INPUT ROWS -
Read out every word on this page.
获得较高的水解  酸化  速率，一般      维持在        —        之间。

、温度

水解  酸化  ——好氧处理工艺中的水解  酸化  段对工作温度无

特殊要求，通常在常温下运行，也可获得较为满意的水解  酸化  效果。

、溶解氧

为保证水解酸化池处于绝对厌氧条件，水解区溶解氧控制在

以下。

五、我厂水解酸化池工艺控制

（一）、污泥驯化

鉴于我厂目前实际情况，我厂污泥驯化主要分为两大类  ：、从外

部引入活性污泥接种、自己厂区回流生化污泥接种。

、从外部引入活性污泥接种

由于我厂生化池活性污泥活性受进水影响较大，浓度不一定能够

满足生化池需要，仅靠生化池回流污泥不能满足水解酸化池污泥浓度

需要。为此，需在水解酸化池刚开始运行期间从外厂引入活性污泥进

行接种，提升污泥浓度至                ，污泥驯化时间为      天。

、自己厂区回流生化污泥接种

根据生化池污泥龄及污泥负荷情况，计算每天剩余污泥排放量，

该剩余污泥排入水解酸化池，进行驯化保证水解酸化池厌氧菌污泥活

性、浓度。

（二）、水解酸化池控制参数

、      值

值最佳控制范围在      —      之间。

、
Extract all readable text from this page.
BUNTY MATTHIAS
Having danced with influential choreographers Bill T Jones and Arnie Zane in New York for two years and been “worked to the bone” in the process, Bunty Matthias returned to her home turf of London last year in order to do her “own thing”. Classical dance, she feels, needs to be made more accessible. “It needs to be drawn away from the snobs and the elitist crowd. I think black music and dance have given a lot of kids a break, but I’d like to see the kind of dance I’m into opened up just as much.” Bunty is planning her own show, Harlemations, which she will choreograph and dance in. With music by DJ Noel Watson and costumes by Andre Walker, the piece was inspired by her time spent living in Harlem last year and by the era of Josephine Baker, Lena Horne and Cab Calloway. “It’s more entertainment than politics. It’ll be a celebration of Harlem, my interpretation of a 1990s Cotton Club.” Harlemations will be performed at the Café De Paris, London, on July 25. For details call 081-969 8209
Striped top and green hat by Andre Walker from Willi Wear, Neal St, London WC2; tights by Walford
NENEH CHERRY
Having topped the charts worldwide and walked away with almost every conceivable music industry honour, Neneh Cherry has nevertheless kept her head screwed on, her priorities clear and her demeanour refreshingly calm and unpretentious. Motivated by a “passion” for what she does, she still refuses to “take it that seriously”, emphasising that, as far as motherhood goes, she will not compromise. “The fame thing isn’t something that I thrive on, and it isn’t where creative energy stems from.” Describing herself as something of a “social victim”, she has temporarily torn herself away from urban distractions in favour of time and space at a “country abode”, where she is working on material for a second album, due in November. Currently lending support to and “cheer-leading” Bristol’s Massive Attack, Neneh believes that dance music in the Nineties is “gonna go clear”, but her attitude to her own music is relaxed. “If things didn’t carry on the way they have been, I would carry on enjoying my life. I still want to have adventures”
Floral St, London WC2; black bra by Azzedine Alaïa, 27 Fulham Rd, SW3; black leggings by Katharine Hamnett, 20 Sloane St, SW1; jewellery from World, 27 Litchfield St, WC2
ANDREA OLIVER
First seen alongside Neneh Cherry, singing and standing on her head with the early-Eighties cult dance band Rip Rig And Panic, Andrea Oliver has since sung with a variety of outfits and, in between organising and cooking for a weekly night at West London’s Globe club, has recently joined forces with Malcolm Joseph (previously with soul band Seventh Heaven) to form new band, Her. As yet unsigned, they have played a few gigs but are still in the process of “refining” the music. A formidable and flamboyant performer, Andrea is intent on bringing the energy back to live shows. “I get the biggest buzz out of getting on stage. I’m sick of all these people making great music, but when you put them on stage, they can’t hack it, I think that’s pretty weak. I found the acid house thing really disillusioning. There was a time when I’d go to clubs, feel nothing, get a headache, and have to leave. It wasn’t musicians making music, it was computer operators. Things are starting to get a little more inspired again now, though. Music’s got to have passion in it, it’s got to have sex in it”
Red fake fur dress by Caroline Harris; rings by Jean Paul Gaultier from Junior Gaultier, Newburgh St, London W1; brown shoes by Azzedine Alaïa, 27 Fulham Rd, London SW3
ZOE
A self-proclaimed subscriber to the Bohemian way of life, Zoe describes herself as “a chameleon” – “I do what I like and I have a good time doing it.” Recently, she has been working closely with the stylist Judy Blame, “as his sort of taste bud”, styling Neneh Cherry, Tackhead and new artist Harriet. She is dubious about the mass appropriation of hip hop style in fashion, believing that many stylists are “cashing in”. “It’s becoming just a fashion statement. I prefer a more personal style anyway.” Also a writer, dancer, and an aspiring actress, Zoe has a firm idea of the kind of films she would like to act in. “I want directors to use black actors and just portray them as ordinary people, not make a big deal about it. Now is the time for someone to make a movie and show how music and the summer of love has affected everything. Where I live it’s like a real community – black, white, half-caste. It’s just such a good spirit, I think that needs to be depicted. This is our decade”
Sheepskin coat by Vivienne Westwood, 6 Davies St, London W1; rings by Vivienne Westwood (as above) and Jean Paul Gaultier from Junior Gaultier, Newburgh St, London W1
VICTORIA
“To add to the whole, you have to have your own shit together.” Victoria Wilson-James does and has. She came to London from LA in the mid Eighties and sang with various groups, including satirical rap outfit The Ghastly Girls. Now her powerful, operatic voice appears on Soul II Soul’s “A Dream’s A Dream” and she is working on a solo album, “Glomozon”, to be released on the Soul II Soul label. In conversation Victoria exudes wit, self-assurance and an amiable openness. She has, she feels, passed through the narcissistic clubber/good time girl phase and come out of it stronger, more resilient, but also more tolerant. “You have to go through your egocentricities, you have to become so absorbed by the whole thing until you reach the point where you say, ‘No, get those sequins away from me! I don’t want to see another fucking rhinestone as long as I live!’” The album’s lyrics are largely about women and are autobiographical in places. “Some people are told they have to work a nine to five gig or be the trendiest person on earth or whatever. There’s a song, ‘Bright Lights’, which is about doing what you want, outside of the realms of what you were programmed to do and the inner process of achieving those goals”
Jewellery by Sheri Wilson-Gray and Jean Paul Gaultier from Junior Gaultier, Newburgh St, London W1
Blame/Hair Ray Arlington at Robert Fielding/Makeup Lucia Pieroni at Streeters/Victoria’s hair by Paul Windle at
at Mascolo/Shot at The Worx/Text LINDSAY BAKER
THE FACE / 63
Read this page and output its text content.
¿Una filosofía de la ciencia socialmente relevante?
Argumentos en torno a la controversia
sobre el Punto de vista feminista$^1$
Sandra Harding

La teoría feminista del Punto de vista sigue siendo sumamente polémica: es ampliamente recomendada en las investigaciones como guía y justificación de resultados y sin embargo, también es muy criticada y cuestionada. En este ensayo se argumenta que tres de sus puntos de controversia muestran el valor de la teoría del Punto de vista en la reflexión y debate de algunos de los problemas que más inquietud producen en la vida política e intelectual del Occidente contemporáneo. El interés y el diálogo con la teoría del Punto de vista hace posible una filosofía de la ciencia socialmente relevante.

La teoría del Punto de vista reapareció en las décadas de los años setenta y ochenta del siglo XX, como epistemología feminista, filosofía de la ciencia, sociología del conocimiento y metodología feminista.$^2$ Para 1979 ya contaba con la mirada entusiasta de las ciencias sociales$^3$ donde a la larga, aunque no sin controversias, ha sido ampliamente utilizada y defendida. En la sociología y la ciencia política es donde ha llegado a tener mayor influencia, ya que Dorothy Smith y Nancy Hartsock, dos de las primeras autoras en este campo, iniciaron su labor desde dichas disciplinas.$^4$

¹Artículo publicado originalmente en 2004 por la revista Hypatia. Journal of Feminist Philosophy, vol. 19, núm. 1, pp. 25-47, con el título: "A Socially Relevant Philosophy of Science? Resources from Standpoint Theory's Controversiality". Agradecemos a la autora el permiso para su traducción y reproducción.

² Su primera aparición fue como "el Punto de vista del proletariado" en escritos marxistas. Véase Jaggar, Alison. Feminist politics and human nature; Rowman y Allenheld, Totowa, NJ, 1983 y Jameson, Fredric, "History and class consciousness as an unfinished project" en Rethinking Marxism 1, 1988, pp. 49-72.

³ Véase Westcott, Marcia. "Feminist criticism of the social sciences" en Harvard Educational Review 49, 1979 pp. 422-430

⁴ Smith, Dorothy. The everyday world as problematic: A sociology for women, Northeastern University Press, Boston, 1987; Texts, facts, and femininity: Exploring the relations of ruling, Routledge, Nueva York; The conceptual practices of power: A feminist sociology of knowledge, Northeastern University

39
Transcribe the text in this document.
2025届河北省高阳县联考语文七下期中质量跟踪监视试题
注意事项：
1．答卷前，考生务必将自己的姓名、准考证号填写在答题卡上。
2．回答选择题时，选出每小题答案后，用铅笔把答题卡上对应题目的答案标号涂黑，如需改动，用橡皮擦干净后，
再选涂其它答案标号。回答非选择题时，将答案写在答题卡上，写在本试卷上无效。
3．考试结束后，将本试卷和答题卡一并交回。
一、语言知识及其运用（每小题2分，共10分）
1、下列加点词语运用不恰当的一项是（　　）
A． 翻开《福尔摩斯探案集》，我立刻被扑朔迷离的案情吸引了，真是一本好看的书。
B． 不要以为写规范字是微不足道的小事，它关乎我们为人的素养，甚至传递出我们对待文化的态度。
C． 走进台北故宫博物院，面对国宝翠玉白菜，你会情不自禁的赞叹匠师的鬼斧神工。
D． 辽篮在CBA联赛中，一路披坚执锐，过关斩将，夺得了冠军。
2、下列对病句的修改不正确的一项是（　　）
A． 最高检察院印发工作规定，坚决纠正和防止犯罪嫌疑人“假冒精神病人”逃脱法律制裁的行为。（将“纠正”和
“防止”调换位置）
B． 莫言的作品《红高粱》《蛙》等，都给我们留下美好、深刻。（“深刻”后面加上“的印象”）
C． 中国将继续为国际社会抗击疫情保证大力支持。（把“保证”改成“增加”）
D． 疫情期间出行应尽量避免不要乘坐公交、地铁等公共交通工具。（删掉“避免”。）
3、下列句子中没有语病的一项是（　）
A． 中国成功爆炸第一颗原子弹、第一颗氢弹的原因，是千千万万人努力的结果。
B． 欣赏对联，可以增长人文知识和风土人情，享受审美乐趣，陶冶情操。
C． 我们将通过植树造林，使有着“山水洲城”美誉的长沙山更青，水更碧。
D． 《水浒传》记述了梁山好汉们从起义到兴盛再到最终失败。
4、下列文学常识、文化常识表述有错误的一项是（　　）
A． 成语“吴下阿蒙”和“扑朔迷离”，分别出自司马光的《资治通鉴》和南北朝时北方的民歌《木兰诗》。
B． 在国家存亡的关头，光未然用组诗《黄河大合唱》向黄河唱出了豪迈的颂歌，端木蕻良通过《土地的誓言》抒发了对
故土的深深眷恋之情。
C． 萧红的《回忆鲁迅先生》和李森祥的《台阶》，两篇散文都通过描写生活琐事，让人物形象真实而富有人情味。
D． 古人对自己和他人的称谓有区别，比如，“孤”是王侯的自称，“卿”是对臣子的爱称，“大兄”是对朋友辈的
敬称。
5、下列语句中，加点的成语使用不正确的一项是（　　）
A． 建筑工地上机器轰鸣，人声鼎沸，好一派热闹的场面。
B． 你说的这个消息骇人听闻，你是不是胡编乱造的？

STATED GOAL -
Pick out all lines containing the string "Jean".

IN RESPONSE -
Red fake fur dress by Caroline Harris; rings by Jean Paul Gaultier from Junior Gaultier, Newburgh St, London W1; brown shoes by Azzedine Alaïa, 27 Fulham Rd, London SW3
Sheepskin coat by Vivienne Westwood, 6 Davies St, London W1; rings by Vivienne Westwood (as above) and Jean Paul Gaultier from Junior Gaultier, Newburgh St, London W1
Jewellery by Sheri Wilson-Gray and Jean Paul Gaultier from Junior Gaultier, Newburgh St, London W1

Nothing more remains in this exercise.